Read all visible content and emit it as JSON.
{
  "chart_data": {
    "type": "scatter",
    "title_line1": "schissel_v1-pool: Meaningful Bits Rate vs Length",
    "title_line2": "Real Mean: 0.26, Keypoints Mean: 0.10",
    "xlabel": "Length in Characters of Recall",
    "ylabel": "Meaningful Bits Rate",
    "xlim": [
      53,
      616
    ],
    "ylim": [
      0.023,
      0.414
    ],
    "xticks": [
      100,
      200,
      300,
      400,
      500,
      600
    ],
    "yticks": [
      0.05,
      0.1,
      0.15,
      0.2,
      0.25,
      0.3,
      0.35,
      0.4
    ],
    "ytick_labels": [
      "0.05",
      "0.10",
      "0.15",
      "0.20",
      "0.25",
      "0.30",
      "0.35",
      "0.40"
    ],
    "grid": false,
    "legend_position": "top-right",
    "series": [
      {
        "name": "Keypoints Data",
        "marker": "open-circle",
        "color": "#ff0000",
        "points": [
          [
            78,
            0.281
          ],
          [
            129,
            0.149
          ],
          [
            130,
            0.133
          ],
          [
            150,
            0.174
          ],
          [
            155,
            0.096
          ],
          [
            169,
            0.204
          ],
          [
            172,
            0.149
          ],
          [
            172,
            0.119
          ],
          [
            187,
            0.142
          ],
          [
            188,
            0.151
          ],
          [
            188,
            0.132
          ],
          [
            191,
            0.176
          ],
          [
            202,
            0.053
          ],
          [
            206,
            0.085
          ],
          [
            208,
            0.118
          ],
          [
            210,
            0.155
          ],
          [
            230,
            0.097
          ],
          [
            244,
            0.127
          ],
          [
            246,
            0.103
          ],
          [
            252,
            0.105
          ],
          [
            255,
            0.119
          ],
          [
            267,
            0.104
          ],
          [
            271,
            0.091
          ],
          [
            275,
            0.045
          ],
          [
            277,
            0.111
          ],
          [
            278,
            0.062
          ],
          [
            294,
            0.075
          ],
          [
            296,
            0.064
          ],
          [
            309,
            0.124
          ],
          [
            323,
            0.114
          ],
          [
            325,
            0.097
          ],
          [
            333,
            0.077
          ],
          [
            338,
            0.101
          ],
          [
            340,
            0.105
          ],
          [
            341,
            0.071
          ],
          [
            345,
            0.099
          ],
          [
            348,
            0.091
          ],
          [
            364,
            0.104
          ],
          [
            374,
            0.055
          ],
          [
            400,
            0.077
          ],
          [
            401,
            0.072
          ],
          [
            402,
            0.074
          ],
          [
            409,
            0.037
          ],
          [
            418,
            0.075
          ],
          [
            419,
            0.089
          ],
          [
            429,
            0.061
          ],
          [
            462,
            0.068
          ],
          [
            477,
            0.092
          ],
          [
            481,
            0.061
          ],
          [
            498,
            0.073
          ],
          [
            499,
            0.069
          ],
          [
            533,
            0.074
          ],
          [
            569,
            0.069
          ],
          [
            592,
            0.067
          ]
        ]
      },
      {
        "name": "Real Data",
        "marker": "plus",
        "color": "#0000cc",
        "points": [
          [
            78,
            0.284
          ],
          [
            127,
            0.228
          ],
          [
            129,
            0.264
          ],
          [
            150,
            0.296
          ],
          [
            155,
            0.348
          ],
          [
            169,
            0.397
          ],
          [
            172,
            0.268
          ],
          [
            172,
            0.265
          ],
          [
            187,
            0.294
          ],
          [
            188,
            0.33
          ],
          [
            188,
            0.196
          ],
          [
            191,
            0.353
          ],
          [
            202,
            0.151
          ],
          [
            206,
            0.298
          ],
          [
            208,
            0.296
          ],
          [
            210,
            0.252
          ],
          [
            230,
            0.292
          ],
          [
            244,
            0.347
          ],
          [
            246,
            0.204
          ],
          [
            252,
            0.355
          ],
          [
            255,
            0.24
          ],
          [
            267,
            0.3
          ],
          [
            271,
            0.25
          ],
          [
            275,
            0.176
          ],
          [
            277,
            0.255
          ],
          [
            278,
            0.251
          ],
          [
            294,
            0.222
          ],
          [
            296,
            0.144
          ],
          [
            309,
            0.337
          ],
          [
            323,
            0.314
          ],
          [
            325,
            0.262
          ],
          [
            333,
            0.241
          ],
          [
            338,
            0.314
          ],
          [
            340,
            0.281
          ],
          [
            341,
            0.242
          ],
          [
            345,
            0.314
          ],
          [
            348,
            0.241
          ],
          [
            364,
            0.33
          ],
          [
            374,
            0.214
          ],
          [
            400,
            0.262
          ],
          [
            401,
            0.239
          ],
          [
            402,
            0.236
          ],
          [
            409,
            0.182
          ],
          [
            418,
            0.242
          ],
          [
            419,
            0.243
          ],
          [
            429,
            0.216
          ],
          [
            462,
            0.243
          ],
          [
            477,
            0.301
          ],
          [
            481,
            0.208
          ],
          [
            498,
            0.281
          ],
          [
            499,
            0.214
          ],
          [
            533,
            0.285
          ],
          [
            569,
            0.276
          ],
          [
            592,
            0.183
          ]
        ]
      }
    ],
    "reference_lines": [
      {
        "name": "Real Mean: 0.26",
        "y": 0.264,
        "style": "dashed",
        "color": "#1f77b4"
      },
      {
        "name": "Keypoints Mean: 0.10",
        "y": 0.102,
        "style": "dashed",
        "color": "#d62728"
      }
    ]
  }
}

·····

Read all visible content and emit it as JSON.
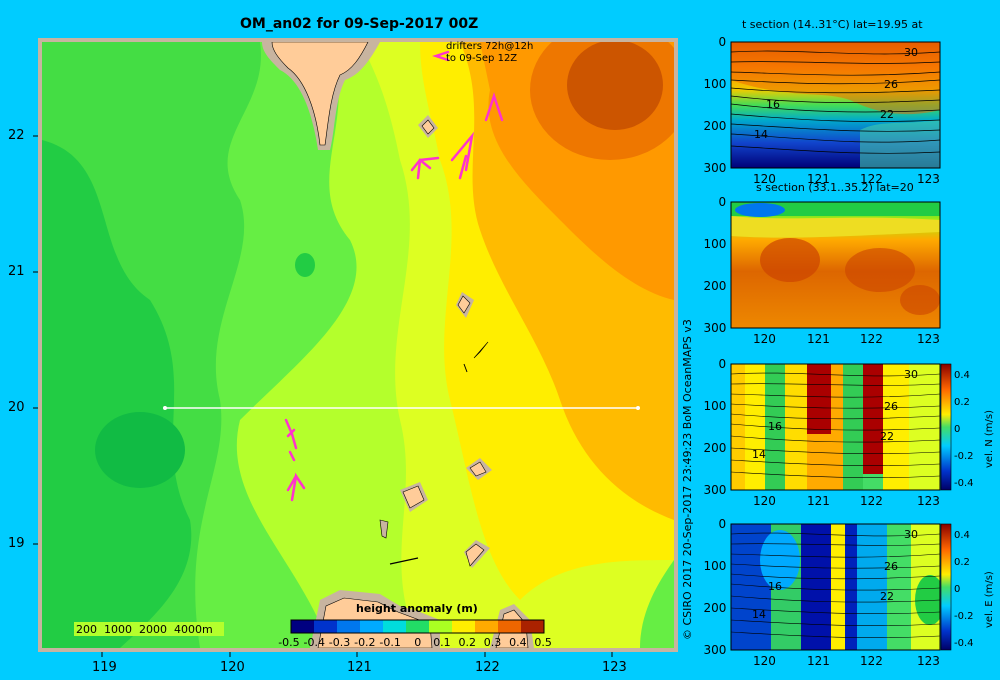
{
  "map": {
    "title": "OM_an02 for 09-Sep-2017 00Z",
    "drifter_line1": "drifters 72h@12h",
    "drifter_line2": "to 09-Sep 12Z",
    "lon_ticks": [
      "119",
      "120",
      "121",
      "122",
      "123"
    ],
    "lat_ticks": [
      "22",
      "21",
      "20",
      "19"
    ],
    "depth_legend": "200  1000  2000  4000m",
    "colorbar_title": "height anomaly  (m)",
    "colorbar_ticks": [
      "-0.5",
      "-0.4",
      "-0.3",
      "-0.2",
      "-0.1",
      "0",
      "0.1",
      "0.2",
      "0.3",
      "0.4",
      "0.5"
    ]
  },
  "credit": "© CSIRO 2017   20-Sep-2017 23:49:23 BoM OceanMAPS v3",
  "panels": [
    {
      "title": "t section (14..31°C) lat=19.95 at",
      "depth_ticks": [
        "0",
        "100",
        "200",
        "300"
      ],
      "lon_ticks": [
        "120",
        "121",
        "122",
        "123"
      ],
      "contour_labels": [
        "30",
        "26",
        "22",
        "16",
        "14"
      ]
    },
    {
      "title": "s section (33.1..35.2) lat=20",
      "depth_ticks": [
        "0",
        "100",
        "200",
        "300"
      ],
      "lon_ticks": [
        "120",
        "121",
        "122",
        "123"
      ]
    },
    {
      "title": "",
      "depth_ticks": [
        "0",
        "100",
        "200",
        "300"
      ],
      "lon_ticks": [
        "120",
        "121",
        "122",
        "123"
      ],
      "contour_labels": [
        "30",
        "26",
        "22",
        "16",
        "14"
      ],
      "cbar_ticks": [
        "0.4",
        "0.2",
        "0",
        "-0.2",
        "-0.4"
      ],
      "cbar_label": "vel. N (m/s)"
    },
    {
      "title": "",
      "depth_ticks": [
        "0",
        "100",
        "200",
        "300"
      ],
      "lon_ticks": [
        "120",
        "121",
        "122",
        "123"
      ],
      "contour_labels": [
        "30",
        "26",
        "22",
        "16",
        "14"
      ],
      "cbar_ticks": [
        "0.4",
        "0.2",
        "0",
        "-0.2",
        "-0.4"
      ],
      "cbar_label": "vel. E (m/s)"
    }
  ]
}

·····

Each line holding the word "Keypoints" counts once; report the total and nothing else.

> _Response_
3